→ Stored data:
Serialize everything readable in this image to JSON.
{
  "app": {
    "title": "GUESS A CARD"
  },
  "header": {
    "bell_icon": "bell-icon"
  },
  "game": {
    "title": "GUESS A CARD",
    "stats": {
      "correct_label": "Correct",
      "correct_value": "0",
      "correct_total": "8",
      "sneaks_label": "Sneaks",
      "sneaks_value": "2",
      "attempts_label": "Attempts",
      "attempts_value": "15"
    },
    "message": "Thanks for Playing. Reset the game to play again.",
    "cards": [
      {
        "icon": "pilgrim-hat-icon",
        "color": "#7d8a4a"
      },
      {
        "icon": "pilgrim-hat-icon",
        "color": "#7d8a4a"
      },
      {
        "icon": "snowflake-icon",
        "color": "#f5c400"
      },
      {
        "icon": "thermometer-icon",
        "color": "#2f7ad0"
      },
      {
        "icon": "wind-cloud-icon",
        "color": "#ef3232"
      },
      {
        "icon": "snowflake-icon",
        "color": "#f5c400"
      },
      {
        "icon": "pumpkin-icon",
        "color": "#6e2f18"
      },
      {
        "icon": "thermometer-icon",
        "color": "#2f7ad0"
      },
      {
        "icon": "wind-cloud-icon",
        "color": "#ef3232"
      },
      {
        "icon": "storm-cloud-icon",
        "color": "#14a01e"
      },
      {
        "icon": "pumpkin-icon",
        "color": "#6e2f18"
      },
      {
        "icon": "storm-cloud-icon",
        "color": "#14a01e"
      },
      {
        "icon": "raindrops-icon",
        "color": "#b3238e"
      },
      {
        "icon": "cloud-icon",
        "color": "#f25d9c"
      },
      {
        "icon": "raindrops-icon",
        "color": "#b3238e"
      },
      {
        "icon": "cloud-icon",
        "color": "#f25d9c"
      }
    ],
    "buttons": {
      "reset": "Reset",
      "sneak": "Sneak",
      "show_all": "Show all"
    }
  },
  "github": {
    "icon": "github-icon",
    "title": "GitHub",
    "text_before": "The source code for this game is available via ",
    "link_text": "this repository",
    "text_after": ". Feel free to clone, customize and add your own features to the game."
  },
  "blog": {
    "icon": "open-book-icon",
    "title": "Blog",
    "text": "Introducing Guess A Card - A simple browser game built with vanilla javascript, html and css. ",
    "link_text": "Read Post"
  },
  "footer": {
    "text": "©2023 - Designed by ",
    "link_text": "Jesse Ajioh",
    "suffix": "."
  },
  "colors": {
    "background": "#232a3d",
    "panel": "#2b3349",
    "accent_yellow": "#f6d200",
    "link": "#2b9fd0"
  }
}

→ PROBLEM STATEMENT: From the entries above, select each line containing the string "Reset".

→ CORRECT RESULT:
    "message": "Thanks for Playing. Reset the game to play again.",
      "reset": "Reset",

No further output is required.